# Stored records start

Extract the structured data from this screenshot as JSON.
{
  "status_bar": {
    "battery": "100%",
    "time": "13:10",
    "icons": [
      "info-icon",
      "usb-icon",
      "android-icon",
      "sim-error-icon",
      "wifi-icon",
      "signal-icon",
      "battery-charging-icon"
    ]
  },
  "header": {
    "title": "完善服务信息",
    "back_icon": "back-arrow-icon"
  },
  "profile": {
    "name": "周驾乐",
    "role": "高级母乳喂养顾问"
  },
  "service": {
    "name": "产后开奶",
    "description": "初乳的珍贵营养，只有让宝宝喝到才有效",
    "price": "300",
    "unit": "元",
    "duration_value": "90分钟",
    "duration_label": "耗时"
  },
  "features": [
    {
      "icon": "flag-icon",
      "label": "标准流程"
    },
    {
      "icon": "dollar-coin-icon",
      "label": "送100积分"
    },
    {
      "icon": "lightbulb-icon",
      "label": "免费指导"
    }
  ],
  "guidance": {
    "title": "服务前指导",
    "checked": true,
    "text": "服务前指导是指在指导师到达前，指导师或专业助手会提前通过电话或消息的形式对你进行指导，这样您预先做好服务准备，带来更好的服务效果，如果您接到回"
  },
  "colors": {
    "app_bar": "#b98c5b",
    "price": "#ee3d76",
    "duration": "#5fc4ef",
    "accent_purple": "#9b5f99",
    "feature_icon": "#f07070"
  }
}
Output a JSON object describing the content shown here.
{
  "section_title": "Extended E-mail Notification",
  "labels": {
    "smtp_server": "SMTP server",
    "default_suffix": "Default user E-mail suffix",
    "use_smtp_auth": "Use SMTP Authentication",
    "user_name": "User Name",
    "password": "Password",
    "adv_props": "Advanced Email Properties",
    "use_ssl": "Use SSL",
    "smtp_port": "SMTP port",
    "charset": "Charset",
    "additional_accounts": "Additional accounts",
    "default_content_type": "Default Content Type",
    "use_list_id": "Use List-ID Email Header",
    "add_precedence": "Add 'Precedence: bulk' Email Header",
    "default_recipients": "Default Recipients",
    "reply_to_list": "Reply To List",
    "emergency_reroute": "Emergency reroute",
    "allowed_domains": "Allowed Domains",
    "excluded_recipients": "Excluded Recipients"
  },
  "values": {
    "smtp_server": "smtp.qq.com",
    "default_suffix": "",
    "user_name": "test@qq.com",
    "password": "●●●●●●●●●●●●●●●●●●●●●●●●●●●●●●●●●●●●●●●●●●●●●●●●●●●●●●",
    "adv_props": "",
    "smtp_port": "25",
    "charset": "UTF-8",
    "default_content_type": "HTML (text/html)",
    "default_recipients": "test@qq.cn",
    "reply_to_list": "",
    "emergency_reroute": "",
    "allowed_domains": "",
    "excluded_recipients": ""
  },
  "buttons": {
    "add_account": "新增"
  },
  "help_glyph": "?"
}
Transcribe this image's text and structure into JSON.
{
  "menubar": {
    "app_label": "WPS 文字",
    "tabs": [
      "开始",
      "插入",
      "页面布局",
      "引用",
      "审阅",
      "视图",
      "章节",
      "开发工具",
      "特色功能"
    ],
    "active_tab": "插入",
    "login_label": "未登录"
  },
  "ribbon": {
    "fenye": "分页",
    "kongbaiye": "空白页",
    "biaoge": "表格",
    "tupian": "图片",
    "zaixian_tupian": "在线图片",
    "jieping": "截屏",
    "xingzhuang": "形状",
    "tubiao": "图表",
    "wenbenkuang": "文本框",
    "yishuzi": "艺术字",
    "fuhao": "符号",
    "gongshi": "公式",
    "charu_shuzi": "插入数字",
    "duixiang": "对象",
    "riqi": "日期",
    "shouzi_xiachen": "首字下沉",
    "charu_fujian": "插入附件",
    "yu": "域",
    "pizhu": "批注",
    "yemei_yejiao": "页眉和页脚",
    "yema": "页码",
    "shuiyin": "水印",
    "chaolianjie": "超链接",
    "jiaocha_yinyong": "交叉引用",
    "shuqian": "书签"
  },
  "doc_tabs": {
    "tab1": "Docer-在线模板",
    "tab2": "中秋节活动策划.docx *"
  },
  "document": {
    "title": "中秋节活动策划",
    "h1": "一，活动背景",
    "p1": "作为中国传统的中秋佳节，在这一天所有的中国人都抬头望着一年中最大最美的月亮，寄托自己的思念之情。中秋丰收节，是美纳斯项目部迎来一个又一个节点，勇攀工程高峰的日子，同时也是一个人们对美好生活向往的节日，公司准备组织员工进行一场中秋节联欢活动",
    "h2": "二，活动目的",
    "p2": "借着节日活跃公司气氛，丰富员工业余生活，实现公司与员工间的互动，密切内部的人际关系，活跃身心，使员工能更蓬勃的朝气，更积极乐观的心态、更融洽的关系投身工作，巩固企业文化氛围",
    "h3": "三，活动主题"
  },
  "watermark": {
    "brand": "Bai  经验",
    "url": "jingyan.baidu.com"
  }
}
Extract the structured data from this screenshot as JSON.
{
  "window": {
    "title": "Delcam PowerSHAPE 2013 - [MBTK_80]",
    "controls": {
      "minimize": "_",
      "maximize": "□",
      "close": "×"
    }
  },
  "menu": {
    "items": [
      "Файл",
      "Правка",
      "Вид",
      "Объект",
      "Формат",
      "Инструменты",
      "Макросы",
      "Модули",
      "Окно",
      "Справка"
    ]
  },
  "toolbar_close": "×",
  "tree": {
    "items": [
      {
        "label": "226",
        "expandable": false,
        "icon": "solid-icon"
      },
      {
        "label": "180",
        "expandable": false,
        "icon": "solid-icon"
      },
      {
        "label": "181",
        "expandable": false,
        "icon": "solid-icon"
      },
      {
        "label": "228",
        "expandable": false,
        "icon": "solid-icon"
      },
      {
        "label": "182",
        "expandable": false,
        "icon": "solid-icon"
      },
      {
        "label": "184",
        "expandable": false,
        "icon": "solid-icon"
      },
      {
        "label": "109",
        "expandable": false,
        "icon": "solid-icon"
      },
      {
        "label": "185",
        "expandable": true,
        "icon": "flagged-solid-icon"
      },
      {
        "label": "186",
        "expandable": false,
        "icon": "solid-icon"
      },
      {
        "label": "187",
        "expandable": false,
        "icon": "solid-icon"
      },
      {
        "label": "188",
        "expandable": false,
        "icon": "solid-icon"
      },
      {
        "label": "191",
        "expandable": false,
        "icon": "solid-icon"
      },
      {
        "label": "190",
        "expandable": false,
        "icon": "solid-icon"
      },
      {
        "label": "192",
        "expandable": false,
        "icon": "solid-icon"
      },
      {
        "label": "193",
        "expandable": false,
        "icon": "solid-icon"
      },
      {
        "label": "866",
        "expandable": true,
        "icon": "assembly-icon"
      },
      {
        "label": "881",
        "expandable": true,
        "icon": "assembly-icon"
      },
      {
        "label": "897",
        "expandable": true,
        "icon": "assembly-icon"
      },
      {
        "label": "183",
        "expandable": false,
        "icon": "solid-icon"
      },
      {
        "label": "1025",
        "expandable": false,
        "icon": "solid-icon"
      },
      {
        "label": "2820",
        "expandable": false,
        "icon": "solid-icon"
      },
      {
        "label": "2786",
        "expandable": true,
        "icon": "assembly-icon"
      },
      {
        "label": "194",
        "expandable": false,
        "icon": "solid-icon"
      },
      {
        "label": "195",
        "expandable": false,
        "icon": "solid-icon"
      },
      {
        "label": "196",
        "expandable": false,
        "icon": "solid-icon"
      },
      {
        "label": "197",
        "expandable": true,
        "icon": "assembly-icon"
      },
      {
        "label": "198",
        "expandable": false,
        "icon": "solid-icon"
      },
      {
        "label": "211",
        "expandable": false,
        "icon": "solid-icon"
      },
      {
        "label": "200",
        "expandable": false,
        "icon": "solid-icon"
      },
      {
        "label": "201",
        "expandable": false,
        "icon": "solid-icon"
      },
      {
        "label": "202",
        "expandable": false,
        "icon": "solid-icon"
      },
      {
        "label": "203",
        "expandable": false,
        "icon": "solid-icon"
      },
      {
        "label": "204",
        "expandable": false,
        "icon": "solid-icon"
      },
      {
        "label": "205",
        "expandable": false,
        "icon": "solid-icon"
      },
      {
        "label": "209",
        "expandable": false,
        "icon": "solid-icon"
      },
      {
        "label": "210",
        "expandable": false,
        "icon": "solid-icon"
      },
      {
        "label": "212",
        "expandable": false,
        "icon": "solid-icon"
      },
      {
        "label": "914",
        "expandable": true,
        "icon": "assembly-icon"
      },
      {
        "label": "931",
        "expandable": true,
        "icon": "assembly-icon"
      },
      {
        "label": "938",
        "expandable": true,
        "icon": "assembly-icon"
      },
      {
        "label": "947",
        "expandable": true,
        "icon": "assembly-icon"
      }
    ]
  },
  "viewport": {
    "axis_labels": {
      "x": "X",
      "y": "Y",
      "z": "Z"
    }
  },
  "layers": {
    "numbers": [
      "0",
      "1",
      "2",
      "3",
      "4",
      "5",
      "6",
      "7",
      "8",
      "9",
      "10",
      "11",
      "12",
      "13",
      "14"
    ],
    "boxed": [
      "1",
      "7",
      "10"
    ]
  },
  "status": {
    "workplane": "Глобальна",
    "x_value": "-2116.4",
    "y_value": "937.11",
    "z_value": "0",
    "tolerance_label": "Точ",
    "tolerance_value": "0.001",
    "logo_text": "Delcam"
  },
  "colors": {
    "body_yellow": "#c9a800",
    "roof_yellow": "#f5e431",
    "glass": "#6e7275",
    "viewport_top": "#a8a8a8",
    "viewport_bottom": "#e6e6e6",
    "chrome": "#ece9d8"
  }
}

# Stored records end

Find the word "test" in the entries above and gather every line that holds it.

◆ **Answer below**
    "user_name": "test@qq.com",
    "default_recipients": "test@qq.cn",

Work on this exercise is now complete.